• AIM
Filter the lines below, copying only those with the string "涌向远方".

• RECORDS SUPPLIED
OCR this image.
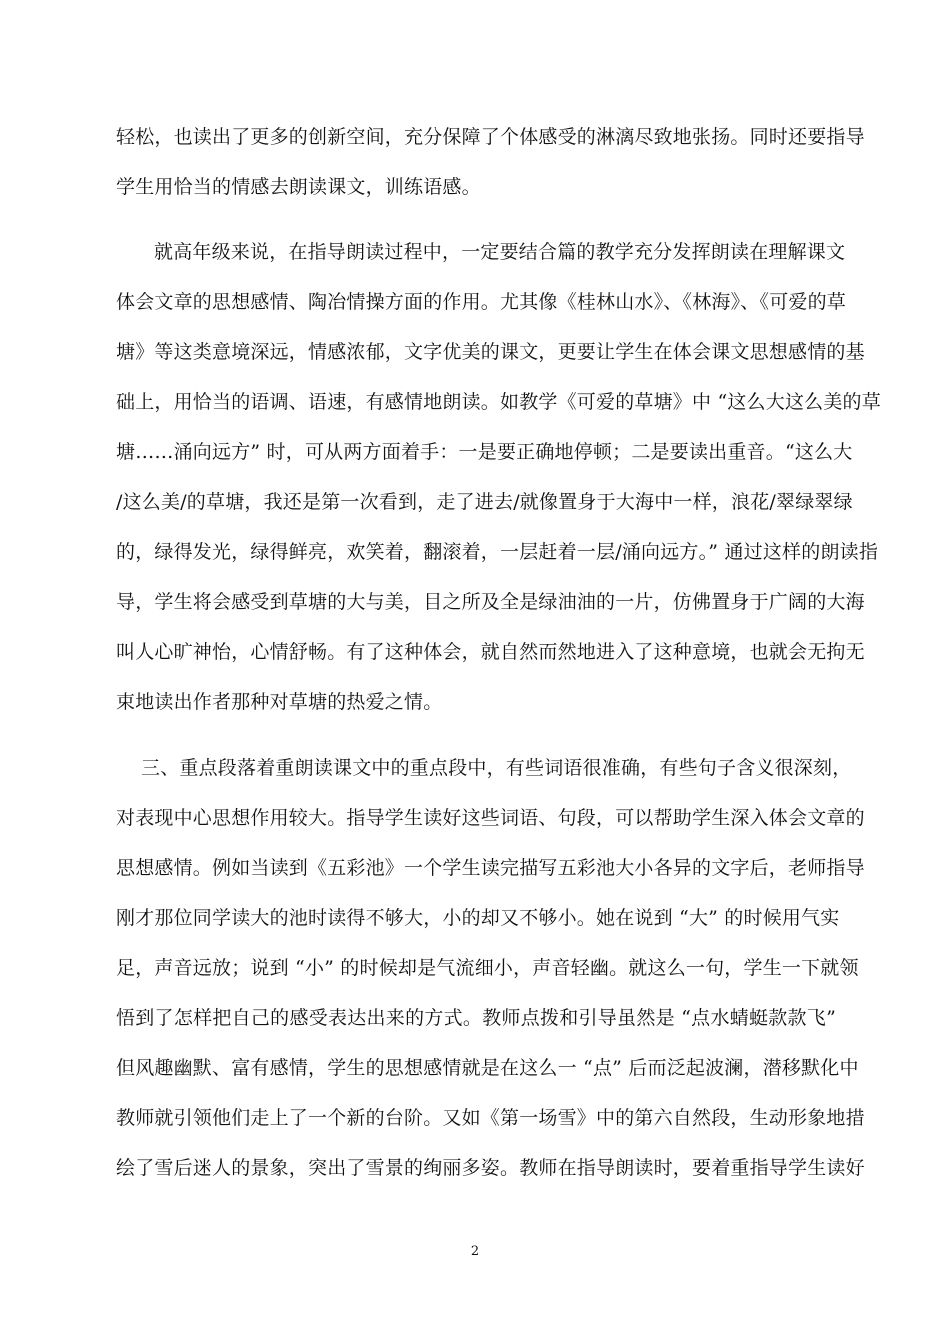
轻松，也读出了更多的创新空间，充分保障了个体感受的淋漓尽致地张扬。同时还要指导
学生用恰当的情感去朗读课文，训练语感。
就高年级来说，在指导朗读过程中，一定要结合篇的教学充分发挥朗读在理解课文
体会文章的思想感情、陶冶情操方面的作用。尤其像《桂林山水》、《林海》、《可爱的草
塘》等这类意境深远，情感浓郁，文字优美的课文，更要让学生在体会课文思想感情的基
础上，用恰当的语调、语速，有感情地朗读。如教学《可爱的草塘》中 “这么大这么美的草
塘……涌向远方” 时，可从两方面着手：一是要正确地停顿；二是要读出重音。“这么大
/这么美/的草塘，我还是第一次看到，走了进去/就像置身于大海中一样，浪花/翠绿翠绿
的，绿得发光，绿得鲜亮，欢笑着，翻滚着，一层赶着一层/涌向远方。” 通过这样的朗读指
导，学生将会感受到草塘的大与美，目之所及全是绿油油的一片，仿佛置身于广阔的大海
叫人心旷神怡，心情舒畅。有了这种体会，就自然而然地进入了这种意境，也就会无拘无
束地读出作者那种对草塘的热爱之情。
三、重点段落着重朗读课文中的重点段中，有些词语很准确，有些句子含义很深刻，
对表现中心思想作用较大。指导学生读好这些词语、句段，可以帮助学生深入体会文章的
思想感情。例如当读到《五彩池》一个学生读完描写五彩池大小各异的文字后，老师指导
刚才那位同学读大的池时读得不够大，小的却又不够小。她在说到 “大” 的时候用气实
足，声音远放；说到 “小” 的时候却是气流细小，声音轻幽。就这么一句，学生一下就领
悟到了怎样把自己的感受表达出来的方式。教师点拨和引导虽然是 “点水蜻蜓款款飞”
但风趣幽默、富有感情，学生的思想感情就是在这么一 “点” 后而泛起波澜，潜移默化中
教师就引领他们走上了一个新的台阶。又如《第一场雪》中的第六自然段，生动形象地措
绘了雪后迷人的景象，突出了雪景的绚丽多姿。教师在指导朗读时，要着重指导学生读好
2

• RESPONSE
塘……涌向远方” 时，可从两方面着手：一是要正确地停顿；二是要读出重音。“这么大
的，绿得发光，绿得鲜亮，欢笑着，翻滚着，一层赶着一层/涌向远方。” 通过这样的朗读指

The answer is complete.